**Excerpted passage:**

-*-*-

# An integral as an approximation of a sum.

1. Feb 8, 2012

### nobahar

Hello!

I was wondering if the following statement is true for large n:

$$\sum_{i=1}^{n} \ \left( 1 \ - \ \frac{i}{(n+1)} \right) \ \approx \ \lim_{n \rightarrow \inf}\ \sum_{i=1}^{n} \ \left( 1 \ - \ \frac{i}{(n+1)} \right) \left( \frac{1}{(n+1)} \right)$$

Firstly, the RHS is an integral, right? the 1/(n+1)*i are the x values that mark out each segment to yield the f(x) value, and the 1/(n+1) is the number of segments 1 is divided into:
x = i/(n+1) and therefore dx = 1/(n+1), for large n: n is approximately n+1, and so the limits are 0 and 1 for the integral.

$$\int_{0}^{1}(1 \ - \ x)dx$$

Returning to the above statement. I don't think it is true. I figured that if it didn't asymptote for large n, then it wouldn't be true; if it did asymptote, then it would be true (Edit: I NO LONGER THINK THIS IS TRUE).

-*-*-

**Supplied information:**
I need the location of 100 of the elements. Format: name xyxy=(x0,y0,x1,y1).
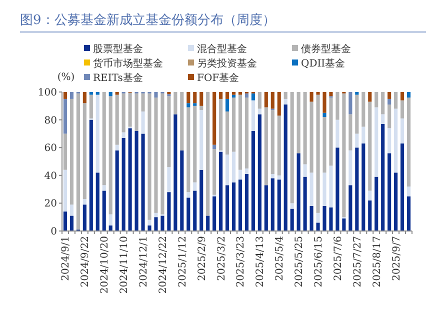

-*-*-

**What is asked:**
In the forum post about approximating a sum with an integral, translate the sentence "I don't think it is true." into Spanish. You can complete this without the listing.

**Response:**
No creo que sea cierto.